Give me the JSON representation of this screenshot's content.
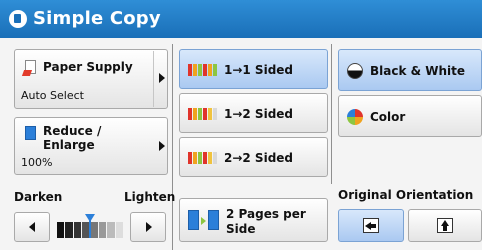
{
  "header": {
    "title": "Simple Copy",
    "icon": "copy-icon"
  },
  "paper_supply": {
    "label": "Paper Supply",
    "value": "Auto Select"
  },
  "reduce_enlarge": {
    "label_line1": "Reduce /",
    "label_line2": "Enlarge",
    "value": "100%"
  },
  "density": {
    "darken_label": "Darken",
    "lighten_label": "Lighten",
    "level": 0.5
  },
  "sides": {
    "one_to_one": "1→1 Sided",
    "one_to_two": "1→2 Sided",
    "two_to_two": "2→2 Sided"
  },
  "pages_per_side": {
    "line1": "2 Pages per",
    "line2": "Side"
  },
  "color_mode": {
    "black_white": "Black & White",
    "color": "Color"
  },
  "orientation": {
    "label": "Original Orientation"
  },
  "colors": {
    "title_bar": "#1a6fb8",
    "selected": "#aac9f1"
  }
}
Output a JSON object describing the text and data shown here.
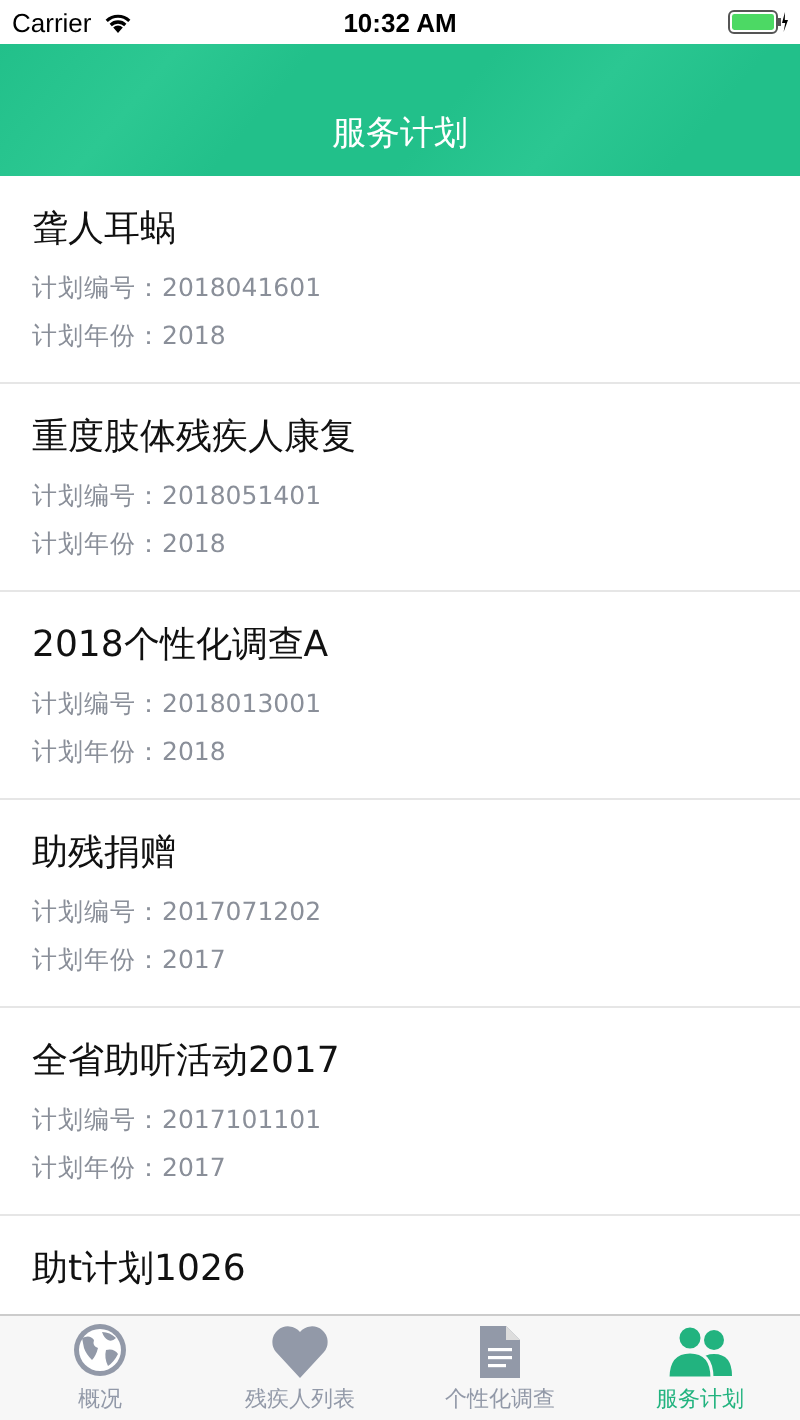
{
  "status_bar": {
    "carrier": "Carrier",
    "time": "10:32 AM"
  },
  "header": {
    "title": "服务计划"
  },
  "plans": [
    {
      "title": "聋人耳蜗",
      "number_label": "计划编号：",
      "number": "2018041601",
      "year_label": "计划年份：",
      "year": "2018"
    },
    {
      "title": "重度肢体残疾人康复",
      "number_label": "计划编号：",
      "number": "2018051401",
      "year_label": "计划年份：",
      "year": "2018"
    },
    {
      "title": "2018个性化调查A",
      "number_label": "计划编号：",
      "number": "2018013001",
      "year_label": "计划年份：",
      "year": "2018"
    },
    {
      "title": "助残捐赠",
      "number_label": "计划编号：",
      "number": "2017071202",
      "year_label": "计划年份：",
      "year": "2017"
    },
    {
      "title": "全省助听活动2017",
      "number_label": "计划编号：",
      "number": "2017101101",
      "year_label": "计划年份：",
      "year": "2017"
    },
    {
      "title": "助t计划1026"
    }
  ],
  "tabs": [
    {
      "label": "概况",
      "kind": "globe",
      "selected": false
    },
    {
      "label": "残疾人列表",
      "kind": "heart",
      "selected": false
    },
    {
      "label": "个性化调查",
      "kind": "document",
      "selected": false
    },
    {
      "label": "服务计划",
      "kind": "people",
      "selected": true
    }
  ]
}
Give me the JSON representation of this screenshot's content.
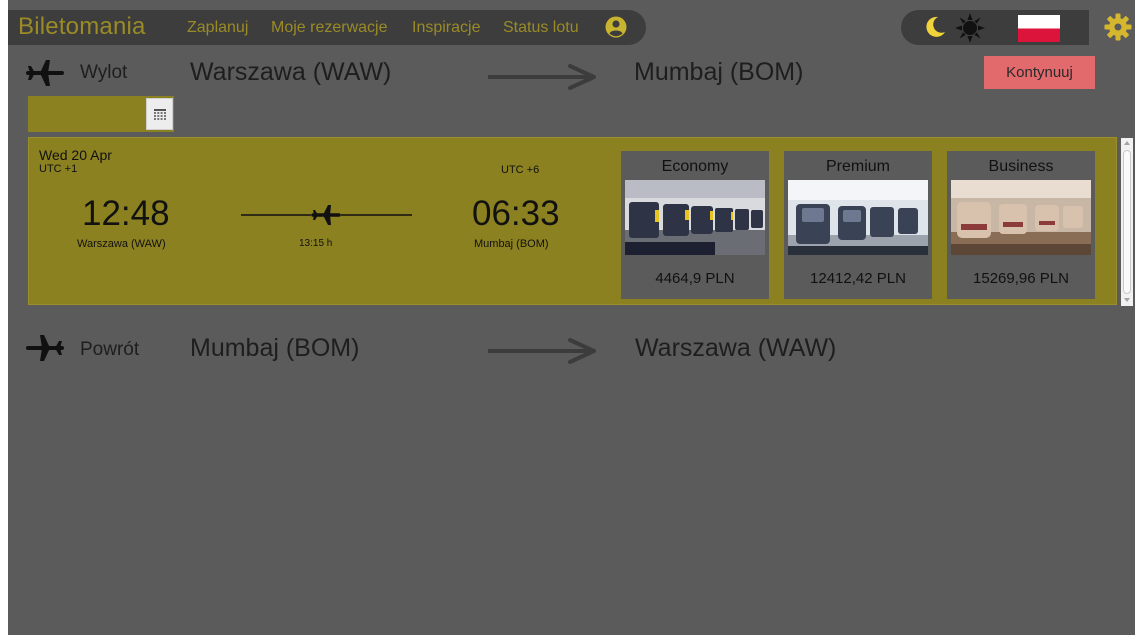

-- -- --

EXERCISE ▸ Set down the material exactly, every line of it, except for the pictures.

THE REPLY ▸
Give me the JSON representation of this screenshot's content.
{
  "header": {
    "title": "Simple Copy",
    "icon": "copy-icon"
  },
  "paper_supply": {
    "label": "Paper Supply",
    "value": "Auto Select"
  },
  "reduce_enlarge": {
    "label_line1": "Reduce /",
    "label_line2": "Enlarge",
    "value": "100%"
  },
  "density": {
    "darken_label": "Darken",
    "lighten_label": "Lighten",
    "level": 0.5
  },
  "sides": {
    "one_to_one": "1→1 Sided",
    "one_to_two": "1→2 Sided",
    "two_to_two": "2→2 Sided"
  },
  "pages_per_side": {
    "line1": "2 Pages per",
    "line2": "Side"
  },
  "color_mode": {
    "black_white": "Black & White",
    "color": "Color"
  },
  "orientation": {
    "label": "Original Orientation"
  },
  "colors": {
    "title_bar": "#1a6fb8",
    "selected": "#aac9f1"
  }
}
Output a JSON object describing the text and data shown here.
{
  "status_bar": {
    "carrier": "Carrier",
    "time": "10:32 AM"
  },
  "header": {
    "title": "服务计划"
  },
  "plans": [
    {
      "title": "聋人耳蜗",
      "number_label": "计划编号：",
      "number": "2018041601",
      "year_label": "计划年份：",
      "year": "2018"
    },
    {
      "title": "重度肢体残疾人康复",
      "number_label": "计划编号：",
      "number": "2018051401",
      "year_label": "计划年份：",
      "year": "2018"
    },
    {
      "title": "2018个性化调查A",
      "number_label": "计划编号：",
      "number": "2018013001",
      "year_label": "计划年份：",
      "year": "2018"
    },
    {
      "title": "助残捐赠",
      "number_label": "计划编号：",
      "number": "2017071202",
      "year_label": "计划年份：",
      "year": "2017"
    },
    {
      "title": "全省助听活动2017",
      "number_label": "计划编号：",
      "number": "2017101101",
      "year_label": "计划年份：",
      "year": "2017"
    },
    {
      "title": "助t计划1026"
    }
  ],
  "tabs": [
    {
      "label": "概况",
      "kind": "globe",
      "selected": false
    },
    {
      "label": "残疾人列表",
      "kind": "heart",
      "selected": false
    },
    {
      "label": "个性化调查",
      "kind": "document",
      "selected": false
    },
    {
      "label": "服务计划",
      "kind": "people",
      "selected": true
    }
  ]
}
Give me the JSON representation of this screenshot's content.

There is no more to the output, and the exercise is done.